Problem to work on: Go through the material below and copy all lines with "direction".

Records shown:
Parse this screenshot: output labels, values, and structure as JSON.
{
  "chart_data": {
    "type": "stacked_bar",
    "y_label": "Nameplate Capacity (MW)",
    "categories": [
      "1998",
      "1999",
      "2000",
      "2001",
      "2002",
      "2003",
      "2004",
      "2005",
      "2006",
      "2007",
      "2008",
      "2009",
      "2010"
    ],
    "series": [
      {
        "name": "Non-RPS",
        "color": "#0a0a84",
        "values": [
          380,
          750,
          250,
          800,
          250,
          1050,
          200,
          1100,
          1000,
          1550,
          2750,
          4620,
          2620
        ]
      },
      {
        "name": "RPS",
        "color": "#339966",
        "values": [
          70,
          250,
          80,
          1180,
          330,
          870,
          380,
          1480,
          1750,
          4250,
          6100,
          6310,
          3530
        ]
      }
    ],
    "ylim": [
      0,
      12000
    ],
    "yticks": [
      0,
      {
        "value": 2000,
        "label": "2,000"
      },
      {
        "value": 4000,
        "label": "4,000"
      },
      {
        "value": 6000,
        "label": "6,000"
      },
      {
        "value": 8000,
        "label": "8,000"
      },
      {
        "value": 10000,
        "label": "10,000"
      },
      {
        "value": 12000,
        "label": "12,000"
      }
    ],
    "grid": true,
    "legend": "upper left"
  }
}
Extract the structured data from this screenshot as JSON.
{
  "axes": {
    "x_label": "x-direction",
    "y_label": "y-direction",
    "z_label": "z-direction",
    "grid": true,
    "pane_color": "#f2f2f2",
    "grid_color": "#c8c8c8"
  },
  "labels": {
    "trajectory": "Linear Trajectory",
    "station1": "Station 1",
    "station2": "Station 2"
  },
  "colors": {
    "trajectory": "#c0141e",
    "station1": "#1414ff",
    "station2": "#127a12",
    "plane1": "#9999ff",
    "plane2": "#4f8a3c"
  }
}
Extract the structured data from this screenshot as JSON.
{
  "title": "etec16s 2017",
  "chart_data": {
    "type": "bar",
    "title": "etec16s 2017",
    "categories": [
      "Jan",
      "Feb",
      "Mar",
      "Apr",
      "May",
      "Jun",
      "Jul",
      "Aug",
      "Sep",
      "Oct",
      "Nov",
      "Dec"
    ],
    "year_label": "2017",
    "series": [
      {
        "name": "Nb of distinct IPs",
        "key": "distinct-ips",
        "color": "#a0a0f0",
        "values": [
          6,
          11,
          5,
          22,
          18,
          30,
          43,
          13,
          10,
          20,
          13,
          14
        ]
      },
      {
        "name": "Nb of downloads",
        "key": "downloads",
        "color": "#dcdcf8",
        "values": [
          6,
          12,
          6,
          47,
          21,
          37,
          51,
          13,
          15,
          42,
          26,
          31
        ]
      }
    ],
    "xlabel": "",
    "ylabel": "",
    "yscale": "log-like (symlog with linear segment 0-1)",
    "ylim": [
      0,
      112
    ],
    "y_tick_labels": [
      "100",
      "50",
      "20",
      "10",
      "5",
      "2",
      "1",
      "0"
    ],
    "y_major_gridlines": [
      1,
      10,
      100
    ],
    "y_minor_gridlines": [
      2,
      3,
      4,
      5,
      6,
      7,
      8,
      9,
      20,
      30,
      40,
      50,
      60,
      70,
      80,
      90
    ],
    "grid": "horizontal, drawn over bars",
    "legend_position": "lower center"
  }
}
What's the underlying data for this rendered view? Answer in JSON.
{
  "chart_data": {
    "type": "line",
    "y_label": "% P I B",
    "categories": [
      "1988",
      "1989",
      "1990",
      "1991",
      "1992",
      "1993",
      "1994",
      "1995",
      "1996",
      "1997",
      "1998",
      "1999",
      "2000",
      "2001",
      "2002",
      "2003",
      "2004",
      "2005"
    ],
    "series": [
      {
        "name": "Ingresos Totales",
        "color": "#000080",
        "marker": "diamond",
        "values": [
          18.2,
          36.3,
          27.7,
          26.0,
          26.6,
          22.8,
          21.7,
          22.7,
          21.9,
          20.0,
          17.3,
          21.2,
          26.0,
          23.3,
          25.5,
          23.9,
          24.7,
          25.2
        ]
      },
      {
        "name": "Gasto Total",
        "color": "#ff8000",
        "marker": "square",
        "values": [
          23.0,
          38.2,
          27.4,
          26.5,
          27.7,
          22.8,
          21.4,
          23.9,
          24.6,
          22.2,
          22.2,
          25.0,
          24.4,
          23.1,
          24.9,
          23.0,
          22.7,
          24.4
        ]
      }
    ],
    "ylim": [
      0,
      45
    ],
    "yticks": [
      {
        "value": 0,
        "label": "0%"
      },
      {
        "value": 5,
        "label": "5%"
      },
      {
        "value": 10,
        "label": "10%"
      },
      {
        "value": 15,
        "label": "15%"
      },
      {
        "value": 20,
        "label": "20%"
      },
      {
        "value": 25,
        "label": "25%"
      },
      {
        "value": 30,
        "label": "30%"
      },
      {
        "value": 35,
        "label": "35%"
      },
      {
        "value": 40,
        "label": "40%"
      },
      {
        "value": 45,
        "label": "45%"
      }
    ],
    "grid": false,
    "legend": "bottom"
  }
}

Final answer:
    "x_label": "x-direction",
    "y_label": "y-direction",
    "z_label": "z-direction",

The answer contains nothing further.